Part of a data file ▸
◆ ◆ ◆ ◆ ◆
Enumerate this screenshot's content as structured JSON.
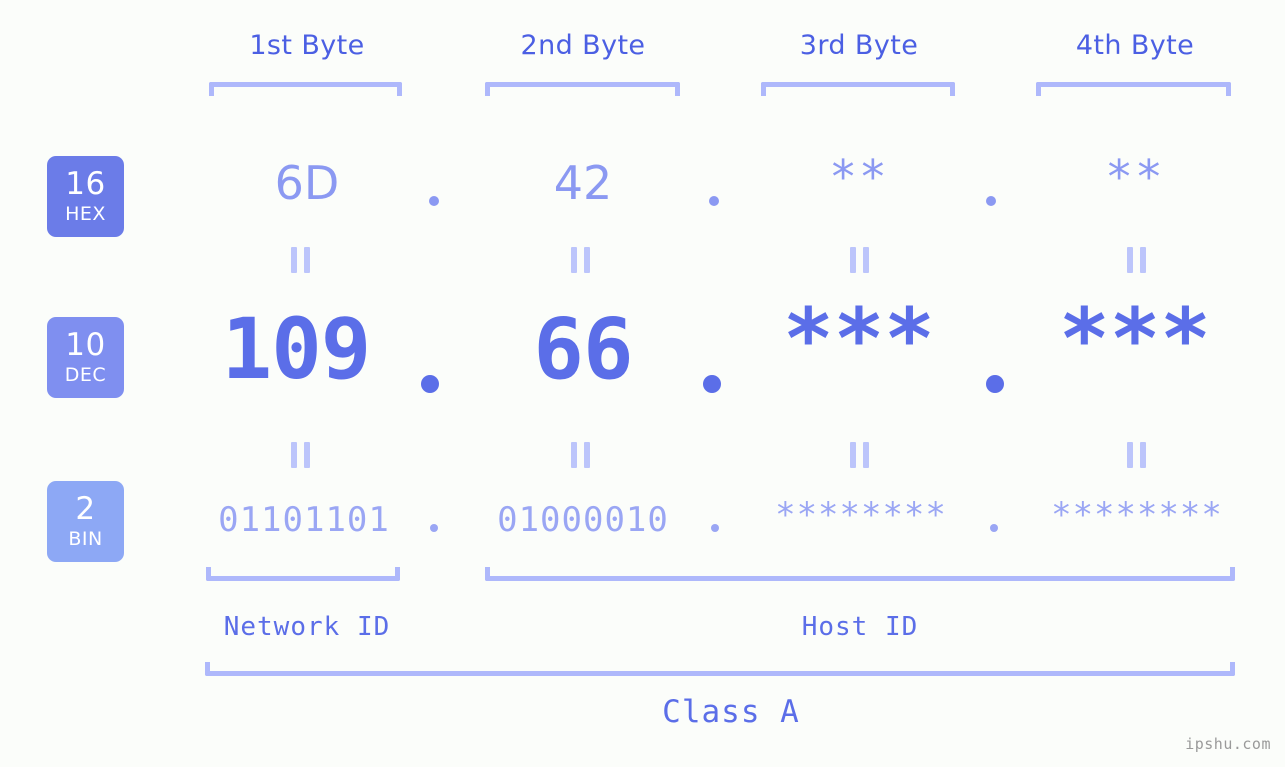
{
  "meta": {
    "watermark": "ipshu.com",
    "background_color": "#fbfdfa",
    "accent_color": "#5b6ee8",
    "accent_light": "#aeb8fb"
  },
  "headers": [
    {
      "label": "1st Byte"
    },
    {
      "label": "2nd Byte"
    },
    {
      "label": "3rd Byte"
    },
    {
      "label": "4th Byte"
    }
  ],
  "bases": [
    {
      "num": "16",
      "name": "HEX",
      "color": "#6b7ce8"
    },
    {
      "num": "10",
      "name": "DEC",
      "color": "#7f8ff0"
    },
    {
      "num": "2",
      "name": "BIN",
      "color": "#8da8f5"
    }
  ],
  "rows": {
    "hex": {
      "base_label": "HEX",
      "values": [
        "6D",
        "42",
        "**",
        "**"
      ],
      "separator": "."
    },
    "dec": {
      "base_label": "DEC",
      "values": [
        "109",
        "66",
        "***",
        "***"
      ],
      "separator": "."
    },
    "bin": {
      "base_label": "BIN",
      "values": [
        "01101101",
        "01000010",
        "********",
        "********"
      ],
      "separator": "."
    }
  },
  "equivalence_symbol": "||",
  "segments": {
    "network_id": "Network ID",
    "host_id": "Host ID",
    "class": "Class A"
  }
}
◆ ◆ ◆ ◆ ◆
Exercise objective ▸ Write out the whole listing again, exactly, with no pictures.

Written response ▸
Enumerate this screenshot's content as structured JSON.
{
  "meta": {
    "watermark": "ipshu.com",
    "background_color": "#fbfdfa",
    "accent_color": "#5b6ee8",
    "accent_light": "#aeb8fb"
  },
  "headers": [
    {
      "label": "1st Byte"
    },
    {
      "label": "2nd Byte"
    },
    {
      "label": "3rd Byte"
    },
    {
      "label": "4th Byte"
    }
  ],
  "bases": [
    {
      "num": "16",
      "name": "HEX",
      "color": "#6b7ce8"
    },
    {
      "num": "10",
      "name": "DEC",
      "color": "#7f8ff0"
    },
    {
      "num": "2",
      "name": "BIN",
      "color": "#8da8f5"
    }
  ],
  "rows": {
    "hex": {
      "base_label": "HEX",
      "values": [
        "6D",
        "42",
        "**",
        "**"
      ],
      "separator": "."
    },
    "dec": {
      "base_label": "DEC",
      "values": [
        "109",
        "66",
        "***",
        "***"
      ],
      "separator": "."
    },
    "bin": {
      "base_label": "BIN",
      "values": [
        "01101101",
        "01000010",
        "********",
        "********"
      ],
      "separator": "."
    }
  },
  "equivalence_symbol": "||",
  "segments": {
    "network_id": "Network ID",
    "host_id": "Host ID",
    "class": "Class A"
  }
}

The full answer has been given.